EXERCISE PROMPT: Search the data for the string "text" and extract every line where it appears.

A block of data
====

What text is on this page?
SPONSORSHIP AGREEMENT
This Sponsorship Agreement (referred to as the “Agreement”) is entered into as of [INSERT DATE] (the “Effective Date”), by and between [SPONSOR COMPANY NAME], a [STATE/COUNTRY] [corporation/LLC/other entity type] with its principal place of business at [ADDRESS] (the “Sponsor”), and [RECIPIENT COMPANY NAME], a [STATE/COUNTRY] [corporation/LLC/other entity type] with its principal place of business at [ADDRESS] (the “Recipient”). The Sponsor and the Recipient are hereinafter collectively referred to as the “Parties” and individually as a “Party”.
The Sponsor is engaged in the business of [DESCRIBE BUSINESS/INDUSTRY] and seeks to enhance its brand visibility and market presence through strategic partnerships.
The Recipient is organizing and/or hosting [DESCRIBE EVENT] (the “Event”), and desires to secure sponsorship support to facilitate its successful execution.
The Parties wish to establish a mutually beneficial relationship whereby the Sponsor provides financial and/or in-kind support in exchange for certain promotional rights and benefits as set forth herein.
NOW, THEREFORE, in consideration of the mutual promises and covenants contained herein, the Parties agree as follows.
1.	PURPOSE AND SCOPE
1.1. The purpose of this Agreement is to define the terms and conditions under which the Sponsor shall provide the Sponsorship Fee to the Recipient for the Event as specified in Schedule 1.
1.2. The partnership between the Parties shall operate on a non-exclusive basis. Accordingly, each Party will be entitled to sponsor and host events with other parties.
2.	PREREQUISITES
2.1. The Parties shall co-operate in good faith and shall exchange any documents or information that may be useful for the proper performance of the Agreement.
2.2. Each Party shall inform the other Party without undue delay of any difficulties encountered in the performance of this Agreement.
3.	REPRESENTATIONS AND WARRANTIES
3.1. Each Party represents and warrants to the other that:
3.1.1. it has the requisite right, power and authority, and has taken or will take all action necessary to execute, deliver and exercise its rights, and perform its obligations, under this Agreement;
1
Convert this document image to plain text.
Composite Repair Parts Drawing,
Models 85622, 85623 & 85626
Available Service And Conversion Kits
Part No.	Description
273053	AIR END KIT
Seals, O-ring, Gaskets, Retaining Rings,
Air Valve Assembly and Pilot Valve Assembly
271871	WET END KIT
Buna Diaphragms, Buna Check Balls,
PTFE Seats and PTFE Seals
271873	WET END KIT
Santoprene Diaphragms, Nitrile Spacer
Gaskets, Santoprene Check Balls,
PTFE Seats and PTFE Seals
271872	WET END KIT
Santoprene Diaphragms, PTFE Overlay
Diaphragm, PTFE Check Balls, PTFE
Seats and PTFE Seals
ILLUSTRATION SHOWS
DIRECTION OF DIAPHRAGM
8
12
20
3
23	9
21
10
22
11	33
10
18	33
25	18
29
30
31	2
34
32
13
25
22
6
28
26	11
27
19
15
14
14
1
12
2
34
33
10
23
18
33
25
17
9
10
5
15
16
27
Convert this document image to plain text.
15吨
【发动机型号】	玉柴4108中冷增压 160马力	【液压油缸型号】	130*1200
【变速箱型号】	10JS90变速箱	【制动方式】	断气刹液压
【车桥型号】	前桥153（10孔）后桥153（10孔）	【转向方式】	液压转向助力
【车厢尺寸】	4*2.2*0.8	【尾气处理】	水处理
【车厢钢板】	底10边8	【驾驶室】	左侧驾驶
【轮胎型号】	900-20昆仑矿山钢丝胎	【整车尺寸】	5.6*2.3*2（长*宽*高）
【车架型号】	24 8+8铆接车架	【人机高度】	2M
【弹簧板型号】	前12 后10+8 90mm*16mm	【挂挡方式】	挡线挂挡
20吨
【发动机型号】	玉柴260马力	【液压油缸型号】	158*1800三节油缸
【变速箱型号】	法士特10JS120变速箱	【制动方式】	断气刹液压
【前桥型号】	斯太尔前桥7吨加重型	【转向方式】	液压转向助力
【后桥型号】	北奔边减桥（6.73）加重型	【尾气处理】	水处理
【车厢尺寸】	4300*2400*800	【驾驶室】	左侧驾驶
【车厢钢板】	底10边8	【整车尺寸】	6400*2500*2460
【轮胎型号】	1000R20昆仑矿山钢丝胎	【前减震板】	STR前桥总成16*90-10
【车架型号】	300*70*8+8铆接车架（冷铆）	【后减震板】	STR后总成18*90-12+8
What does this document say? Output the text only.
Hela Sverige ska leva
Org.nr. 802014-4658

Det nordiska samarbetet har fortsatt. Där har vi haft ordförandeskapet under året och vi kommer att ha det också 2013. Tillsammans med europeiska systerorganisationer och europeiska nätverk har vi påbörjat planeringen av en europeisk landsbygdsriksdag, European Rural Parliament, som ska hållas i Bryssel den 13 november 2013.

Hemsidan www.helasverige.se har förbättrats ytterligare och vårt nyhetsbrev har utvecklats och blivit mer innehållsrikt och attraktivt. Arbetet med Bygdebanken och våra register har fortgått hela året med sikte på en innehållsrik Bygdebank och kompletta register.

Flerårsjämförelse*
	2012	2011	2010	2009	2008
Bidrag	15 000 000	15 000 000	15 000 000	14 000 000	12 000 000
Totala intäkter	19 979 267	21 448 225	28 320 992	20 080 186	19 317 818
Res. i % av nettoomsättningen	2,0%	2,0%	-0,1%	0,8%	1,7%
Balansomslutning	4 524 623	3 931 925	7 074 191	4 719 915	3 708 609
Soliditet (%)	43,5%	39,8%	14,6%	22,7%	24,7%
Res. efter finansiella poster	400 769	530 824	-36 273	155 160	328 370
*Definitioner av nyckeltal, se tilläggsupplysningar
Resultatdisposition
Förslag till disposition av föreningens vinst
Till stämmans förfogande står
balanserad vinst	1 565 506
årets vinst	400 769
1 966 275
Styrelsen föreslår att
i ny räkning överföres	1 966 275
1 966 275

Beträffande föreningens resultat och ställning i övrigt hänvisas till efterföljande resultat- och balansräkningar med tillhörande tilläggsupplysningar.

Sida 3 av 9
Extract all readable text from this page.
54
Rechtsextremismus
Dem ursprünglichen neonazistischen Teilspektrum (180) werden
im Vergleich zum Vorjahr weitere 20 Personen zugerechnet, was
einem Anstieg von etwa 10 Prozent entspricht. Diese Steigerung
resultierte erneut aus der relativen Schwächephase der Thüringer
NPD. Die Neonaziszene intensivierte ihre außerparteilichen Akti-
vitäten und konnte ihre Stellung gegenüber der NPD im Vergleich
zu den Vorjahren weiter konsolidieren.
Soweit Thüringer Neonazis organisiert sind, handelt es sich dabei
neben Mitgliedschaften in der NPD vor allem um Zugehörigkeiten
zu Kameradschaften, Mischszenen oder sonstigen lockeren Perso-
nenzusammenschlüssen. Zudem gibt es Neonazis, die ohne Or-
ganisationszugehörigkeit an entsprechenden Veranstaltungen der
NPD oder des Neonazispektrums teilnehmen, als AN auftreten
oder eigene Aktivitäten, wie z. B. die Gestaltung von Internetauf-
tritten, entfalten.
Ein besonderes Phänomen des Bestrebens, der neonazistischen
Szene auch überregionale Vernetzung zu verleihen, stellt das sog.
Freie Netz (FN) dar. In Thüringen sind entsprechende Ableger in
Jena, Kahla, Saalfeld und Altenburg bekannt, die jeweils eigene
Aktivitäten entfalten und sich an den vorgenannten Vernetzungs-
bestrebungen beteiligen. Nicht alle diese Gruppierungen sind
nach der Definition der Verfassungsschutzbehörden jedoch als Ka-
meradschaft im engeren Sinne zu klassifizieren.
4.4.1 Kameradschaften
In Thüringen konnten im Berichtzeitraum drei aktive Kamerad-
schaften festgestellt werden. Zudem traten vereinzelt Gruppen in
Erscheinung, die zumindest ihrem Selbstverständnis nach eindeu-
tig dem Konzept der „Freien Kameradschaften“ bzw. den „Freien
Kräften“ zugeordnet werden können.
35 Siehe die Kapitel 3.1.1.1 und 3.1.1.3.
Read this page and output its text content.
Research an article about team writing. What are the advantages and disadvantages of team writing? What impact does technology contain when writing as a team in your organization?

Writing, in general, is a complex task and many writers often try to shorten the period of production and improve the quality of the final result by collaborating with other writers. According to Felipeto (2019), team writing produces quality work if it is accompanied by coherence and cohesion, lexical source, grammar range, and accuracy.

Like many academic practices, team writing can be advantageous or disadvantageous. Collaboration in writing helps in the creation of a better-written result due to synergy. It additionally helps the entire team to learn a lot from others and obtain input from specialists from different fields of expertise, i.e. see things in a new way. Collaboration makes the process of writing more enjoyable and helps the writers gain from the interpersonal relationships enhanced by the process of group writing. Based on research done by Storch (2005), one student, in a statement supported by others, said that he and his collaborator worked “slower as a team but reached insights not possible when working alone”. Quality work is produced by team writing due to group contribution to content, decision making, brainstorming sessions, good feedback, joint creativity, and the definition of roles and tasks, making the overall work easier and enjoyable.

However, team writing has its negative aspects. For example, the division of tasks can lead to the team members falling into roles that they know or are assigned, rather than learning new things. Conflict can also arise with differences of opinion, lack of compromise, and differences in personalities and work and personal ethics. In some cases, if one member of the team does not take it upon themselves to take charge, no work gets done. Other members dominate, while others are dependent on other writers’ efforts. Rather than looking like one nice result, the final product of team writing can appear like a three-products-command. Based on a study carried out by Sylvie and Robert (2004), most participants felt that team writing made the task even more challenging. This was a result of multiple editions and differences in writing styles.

====

EXPECTED OUTPUT:
What text is on this page?
Convert this document image to plain text.
Convert this document image to plain text.
What does this document say? Output the text only.
Extract all readable text from this page.
Read this page and output its text content.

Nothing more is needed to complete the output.